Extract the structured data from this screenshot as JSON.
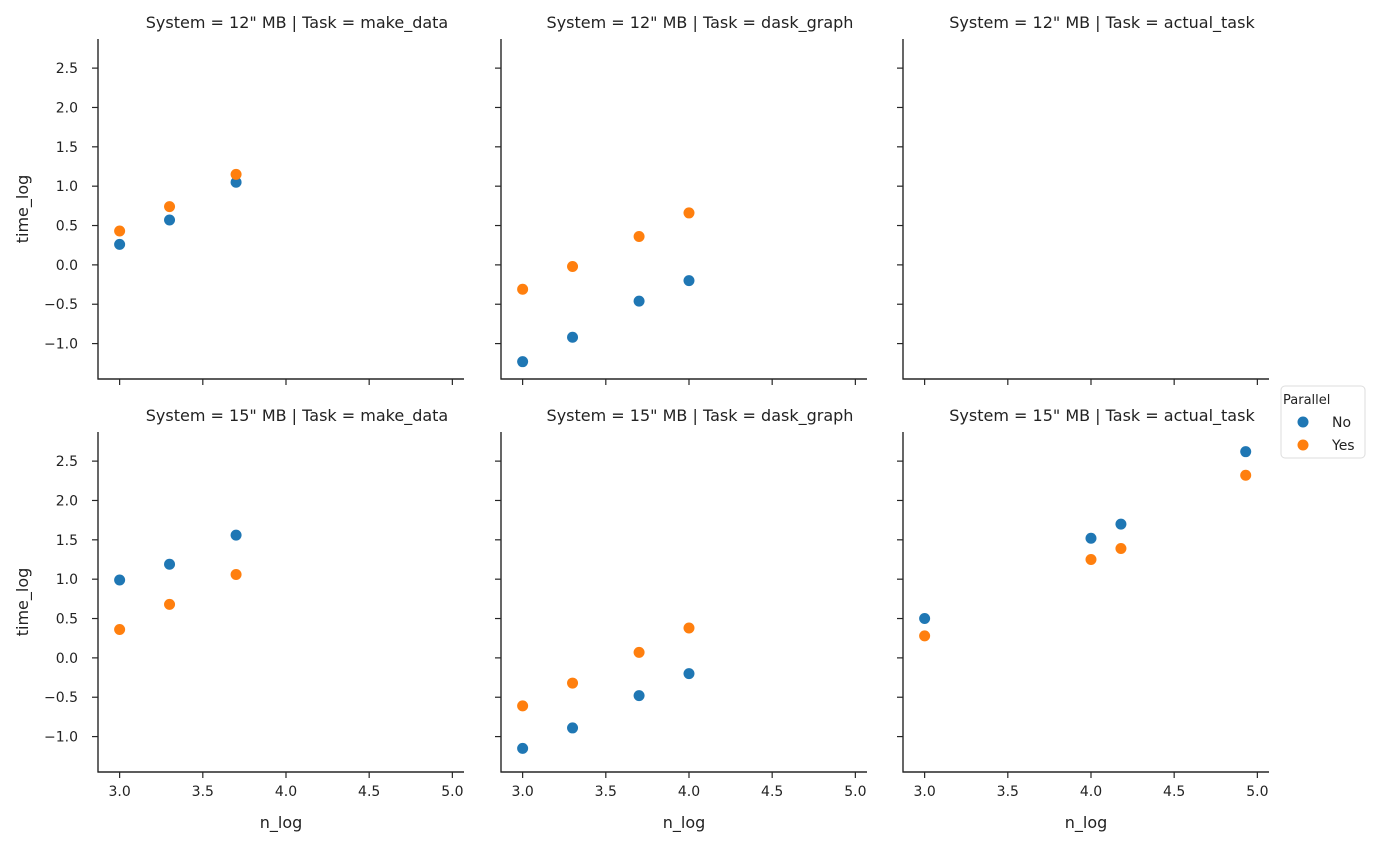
{
  "chart_data": {
    "type": "scatter",
    "layout": "facet-grid",
    "rows": 2,
    "cols": 3,
    "xlabel": "n_log",
    "ylabel": "time_log",
    "xlim": [
      2.87,
      5.07
    ],
    "ylim": [
      -1.45,
      2.87
    ],
    "xticks": [
      3.0,
      3.5,
      4.0,
      4.5,
      5.0
    ],
    "xtick_labels": [
      "3.0",
      "3.5",
      "4.0",
      "4.5",
      "5.0"
    ],
    "yticks": [
      -1.0,
      -0.5,
      0.0,
      0.5,
      1.0,
      1.5,
      2.0,
      2.5
    ],
    "ytick_labels": [
      "−1.0",
      "−0.5",
      "0.0",
      "0.5",
      "1.0",
      "1.5",
      "2.0",
      "2.5"
    ],
    "grid": false,
    "legend": {
      "title": "Parallel",
      "position": "right",
      "entries": [
        {
          "label": "No",
          "color": "#1f77b4"
        },
        {
          "label": "Yes",
          "color": "#ff7f0e"
        }
      ]
    },
    "panels": [
      {
        "title": "System = 12\" MB | Task = make_data",
        "series": [
          {
            "group": "No",
            "x": [
              3.0,
              3.3,
              3.7
            ],
            "y": [
              0.26,
              0.57,
              1.05
            ]
          },
          {
            "group": "Yes",
            "x": [
              3.0,
              3.3,
              3.7
            ],
            "y": [
              0.43,
              0.74,
              1.15
            ]
          }
        ]
      },
      {
        "title": "System = 12\" MB | Task = dask_graph",
        "series": [
          {
            "group": "No",
            "x": [
              3.0,
              3.3,
              3.7,
              4.0
            ],
            "y": [
              -1.23,
              -0.92,
              -0.46,
              -0.2
            ]
          },
          {
            "group": "Yes",
            "x": [
              3.0,
              3.3,
              3.7,
              4.0
            ],
            "y": [
              -0.31,
              -0.02,
              0.36,
              0.66
            ]
          }
        ]
      },
      {
        "title": "System = 12\" MB | Task = actual_task",
        "series": [
          {
            "group": "No",
            "x": [],
            "y": []
          },
          {
            "group": "Yes",
            "x": [],
            "y": []
          }
        ]
      },
      {
        "title": "System = 15\" MB | Task = make_data",
        "series": [
          {
            "group": "No",
            "x": [
              3.0,
              3.3,
              3.7
            ],
            "y": [
              0.99,
              1.19,
              1.56
            ]
          },
          {
            "group": "Yes",
            "x": [
              3.0,
              3.3,
              3.7
            ],
            "y": [
              0.36,
              0.68,
              1.06
            ]
          }
        ]
      },
      {
        "title": "System = 15\" MB | Task = dask_graph",
        "series": [
          {
            "group": "No",
            "x": [
              3.0,
              3.3,
              3.7,
              4.0
            ],
            "y": [
              -1.15,
              -0.89,
              -0.48,
              -0.2
            ]
          },
          {
            "group": "Yes",
            "x": [
              3.0,
              3.3,
              3.7,
              4.0
            ],
            "y": [
              -0.61,
              -0.32,
              0.07,
              0.38
            ]
          }
        ]
      },
      {
        "title": "System = 15\" MB | Task = actual_task",
        "series": [
          {
            "group": "No",
            "x": [
              3.0,
              4.0,
              4.18,
              4.93
            ],
            "y": [
              0.5,
              1.52,
              1.7,
              2.62
            ]
          },
          {
            "group": "Yes",
            "x": [
              3.0,
              4.0,
              4.18,
              4.93
            ],
            "y": [
              0.28,
              1.25,
              1.39,
              2.32
            ]
          }
        ]
      }
    ]
  }
}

● Problem: Only the number is wanted: count the lines of the records that hold the word "title".

● Written answer: 7